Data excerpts

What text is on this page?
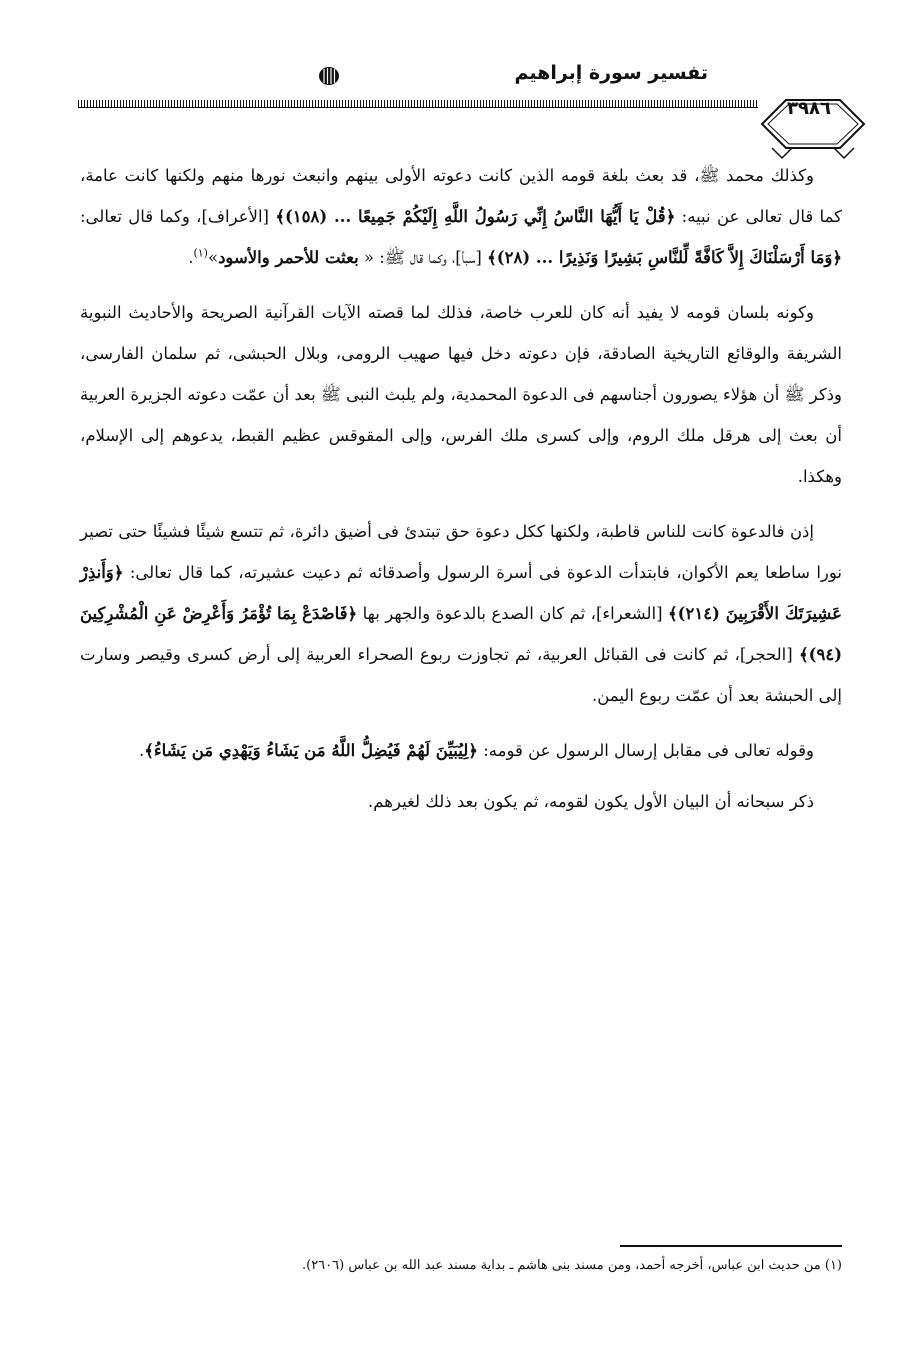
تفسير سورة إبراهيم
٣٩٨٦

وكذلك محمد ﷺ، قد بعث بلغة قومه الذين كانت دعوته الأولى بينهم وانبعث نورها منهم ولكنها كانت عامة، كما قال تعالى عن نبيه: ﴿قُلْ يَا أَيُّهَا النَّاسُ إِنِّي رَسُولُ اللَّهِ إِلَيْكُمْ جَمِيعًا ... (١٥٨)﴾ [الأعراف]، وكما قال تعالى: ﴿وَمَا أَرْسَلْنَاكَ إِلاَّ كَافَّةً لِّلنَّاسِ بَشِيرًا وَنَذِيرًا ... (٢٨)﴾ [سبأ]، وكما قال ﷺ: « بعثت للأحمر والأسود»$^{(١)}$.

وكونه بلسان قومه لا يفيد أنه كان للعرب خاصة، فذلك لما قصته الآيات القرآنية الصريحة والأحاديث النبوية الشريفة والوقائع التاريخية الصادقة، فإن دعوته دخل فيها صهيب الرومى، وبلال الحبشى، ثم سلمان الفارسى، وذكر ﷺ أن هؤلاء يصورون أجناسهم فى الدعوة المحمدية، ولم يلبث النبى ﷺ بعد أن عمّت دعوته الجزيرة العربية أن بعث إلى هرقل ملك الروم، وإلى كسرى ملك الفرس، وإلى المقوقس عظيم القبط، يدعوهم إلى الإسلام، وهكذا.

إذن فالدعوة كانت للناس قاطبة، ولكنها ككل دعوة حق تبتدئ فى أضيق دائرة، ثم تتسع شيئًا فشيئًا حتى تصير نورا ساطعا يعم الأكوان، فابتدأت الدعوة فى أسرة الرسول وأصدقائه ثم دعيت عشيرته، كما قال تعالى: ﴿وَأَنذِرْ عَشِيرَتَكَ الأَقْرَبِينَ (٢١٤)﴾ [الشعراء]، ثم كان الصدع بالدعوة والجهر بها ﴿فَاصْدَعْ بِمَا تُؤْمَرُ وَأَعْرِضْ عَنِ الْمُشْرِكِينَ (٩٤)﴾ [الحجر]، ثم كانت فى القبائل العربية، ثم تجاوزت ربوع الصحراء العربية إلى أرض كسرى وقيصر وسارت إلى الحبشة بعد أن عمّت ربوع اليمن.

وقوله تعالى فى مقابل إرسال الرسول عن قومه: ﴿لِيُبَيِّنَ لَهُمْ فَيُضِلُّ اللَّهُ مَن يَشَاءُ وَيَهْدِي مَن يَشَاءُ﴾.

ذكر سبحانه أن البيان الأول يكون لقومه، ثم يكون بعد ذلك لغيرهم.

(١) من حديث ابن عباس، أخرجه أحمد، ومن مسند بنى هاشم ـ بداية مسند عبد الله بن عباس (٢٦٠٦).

Task prompt:
Where a line above includes "الرسول", copy that line.

Result for this exercise:
إذن فالدعوة كانت للناس قاطبة، ولكنها ككل دعوة حق تبتدئ فى أضيق دائرة، ثم تتسع شيئًا فشيئًا حتى تصير نورا ساطعا يعم الأكوان، فابتدأت الدعوة فى أسرة الرسول وأصدقائه ثم دعيت عشيرته، كما قال تعالى: ﴿وَأَنذِرْ عَشِيرَتَكَ الأَقْرَبِينَ (٢١٤)﴾ [الشعراء]، ثم كان الصدع بالدعوة والجهر بها ﴿فَاصْدَعْ بِمَا تُؤْمَرُ وَأَعْرِضْ عَنِ الْمُشْرِكِينَ (٩٤)﴾ [الحجر]، ثم كانت فى القبائل العربية، ثم تجاوزت ربوع الصحراء العربية إلى أرض كسرى وقيصر وسارت إلى الحبشة بعد أن عمّت ربوع اليمن.
وقوله تعالى فى مقابل إرسال الرسول عن قومه: ﴿لِيُبَيِّنَ لَهُمْ فَيُضِلُّ اللَّهُ مَن يَشَاءُ وَيَهْدِي مَن يَشَاءُ﴾.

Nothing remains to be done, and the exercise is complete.